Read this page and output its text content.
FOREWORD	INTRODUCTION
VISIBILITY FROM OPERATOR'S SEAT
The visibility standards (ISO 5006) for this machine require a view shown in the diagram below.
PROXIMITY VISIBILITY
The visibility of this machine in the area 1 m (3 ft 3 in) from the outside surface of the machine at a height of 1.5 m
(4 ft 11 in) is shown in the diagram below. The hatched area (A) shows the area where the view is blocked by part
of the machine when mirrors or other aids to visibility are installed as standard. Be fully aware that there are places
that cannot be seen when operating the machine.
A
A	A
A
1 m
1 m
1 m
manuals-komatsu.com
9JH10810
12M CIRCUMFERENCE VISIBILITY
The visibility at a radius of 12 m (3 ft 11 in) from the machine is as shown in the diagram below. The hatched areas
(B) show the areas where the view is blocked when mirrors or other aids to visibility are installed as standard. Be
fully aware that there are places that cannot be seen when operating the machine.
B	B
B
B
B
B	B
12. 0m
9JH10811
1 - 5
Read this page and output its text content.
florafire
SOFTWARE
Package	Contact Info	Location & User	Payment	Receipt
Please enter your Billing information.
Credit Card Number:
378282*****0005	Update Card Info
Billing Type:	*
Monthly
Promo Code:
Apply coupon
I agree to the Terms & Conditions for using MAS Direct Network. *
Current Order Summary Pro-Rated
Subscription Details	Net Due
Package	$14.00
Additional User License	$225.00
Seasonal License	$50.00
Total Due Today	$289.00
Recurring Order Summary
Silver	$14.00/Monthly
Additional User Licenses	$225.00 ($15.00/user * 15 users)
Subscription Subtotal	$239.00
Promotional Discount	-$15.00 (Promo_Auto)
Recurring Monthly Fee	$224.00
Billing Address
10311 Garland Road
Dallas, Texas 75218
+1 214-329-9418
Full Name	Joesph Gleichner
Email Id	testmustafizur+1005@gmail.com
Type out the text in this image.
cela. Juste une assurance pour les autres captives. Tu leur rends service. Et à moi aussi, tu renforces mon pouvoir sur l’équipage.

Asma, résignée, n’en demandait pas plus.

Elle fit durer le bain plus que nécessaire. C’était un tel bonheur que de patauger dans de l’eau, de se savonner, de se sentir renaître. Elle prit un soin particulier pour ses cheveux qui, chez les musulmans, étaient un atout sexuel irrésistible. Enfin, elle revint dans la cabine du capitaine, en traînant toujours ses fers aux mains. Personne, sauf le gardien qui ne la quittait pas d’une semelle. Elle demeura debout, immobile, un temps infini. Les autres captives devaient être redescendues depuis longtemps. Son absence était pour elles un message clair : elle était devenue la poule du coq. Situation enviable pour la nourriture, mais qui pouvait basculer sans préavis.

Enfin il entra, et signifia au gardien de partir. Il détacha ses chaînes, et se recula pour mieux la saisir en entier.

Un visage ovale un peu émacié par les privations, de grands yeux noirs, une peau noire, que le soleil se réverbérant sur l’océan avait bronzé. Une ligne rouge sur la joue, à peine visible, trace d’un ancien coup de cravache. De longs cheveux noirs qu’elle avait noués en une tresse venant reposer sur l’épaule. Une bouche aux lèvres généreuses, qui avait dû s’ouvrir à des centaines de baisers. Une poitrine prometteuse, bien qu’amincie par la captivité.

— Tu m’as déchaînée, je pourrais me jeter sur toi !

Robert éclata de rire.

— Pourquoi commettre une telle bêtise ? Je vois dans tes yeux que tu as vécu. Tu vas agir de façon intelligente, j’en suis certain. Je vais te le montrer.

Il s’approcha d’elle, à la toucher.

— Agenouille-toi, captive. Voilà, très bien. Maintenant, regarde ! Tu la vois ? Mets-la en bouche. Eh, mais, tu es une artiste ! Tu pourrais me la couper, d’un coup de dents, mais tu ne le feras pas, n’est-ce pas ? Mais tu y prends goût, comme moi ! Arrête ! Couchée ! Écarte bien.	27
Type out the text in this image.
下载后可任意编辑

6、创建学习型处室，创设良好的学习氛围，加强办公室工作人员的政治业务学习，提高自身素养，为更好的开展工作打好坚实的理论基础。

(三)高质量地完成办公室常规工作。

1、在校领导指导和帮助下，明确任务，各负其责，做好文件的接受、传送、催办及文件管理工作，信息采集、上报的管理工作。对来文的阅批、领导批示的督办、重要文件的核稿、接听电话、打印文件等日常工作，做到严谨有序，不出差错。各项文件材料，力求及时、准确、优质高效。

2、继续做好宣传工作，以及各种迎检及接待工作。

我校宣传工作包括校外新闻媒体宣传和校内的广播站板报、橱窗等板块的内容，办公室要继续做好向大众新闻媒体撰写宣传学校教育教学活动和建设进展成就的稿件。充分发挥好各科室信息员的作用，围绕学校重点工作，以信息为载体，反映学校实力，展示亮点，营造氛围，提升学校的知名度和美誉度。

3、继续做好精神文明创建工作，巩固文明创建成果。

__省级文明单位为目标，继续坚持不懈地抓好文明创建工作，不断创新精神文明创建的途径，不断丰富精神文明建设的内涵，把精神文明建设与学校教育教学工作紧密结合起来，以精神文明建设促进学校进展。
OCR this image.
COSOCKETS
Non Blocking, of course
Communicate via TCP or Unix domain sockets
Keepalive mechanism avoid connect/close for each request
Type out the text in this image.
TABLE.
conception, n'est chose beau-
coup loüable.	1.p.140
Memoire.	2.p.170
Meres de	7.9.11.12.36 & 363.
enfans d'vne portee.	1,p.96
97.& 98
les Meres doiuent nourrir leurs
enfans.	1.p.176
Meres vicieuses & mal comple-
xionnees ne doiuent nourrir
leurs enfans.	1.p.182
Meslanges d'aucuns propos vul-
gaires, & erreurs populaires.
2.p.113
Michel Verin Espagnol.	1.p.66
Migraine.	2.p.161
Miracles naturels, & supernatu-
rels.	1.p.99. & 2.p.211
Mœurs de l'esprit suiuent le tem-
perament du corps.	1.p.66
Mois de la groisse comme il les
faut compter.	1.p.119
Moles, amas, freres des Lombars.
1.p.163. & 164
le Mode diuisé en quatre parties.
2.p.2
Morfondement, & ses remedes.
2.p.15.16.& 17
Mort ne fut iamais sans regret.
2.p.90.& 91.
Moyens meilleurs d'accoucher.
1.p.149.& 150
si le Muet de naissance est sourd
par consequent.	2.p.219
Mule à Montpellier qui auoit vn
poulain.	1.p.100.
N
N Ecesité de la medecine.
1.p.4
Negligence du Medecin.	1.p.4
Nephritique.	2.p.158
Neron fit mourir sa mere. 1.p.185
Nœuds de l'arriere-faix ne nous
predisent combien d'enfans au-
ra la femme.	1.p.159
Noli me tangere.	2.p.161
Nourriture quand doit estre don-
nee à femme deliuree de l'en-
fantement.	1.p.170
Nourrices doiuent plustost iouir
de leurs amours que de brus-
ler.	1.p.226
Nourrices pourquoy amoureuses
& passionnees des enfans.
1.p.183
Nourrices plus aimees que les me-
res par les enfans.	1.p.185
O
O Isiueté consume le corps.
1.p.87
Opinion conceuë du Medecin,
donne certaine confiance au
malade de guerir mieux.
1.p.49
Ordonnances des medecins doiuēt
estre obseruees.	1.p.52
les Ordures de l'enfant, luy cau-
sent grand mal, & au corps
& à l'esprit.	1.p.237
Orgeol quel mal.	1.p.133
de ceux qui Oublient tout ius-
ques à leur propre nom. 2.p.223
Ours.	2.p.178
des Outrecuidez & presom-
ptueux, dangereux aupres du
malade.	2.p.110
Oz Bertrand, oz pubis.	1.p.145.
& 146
__________________________________________________
▶ [EXERCISE AIM]: Gather each line of the listing that holds the string "femme".

▶ [COMPLETE OUTPUT]:
ra la femme.	1.p.159
nee à femme deliuree de l'en-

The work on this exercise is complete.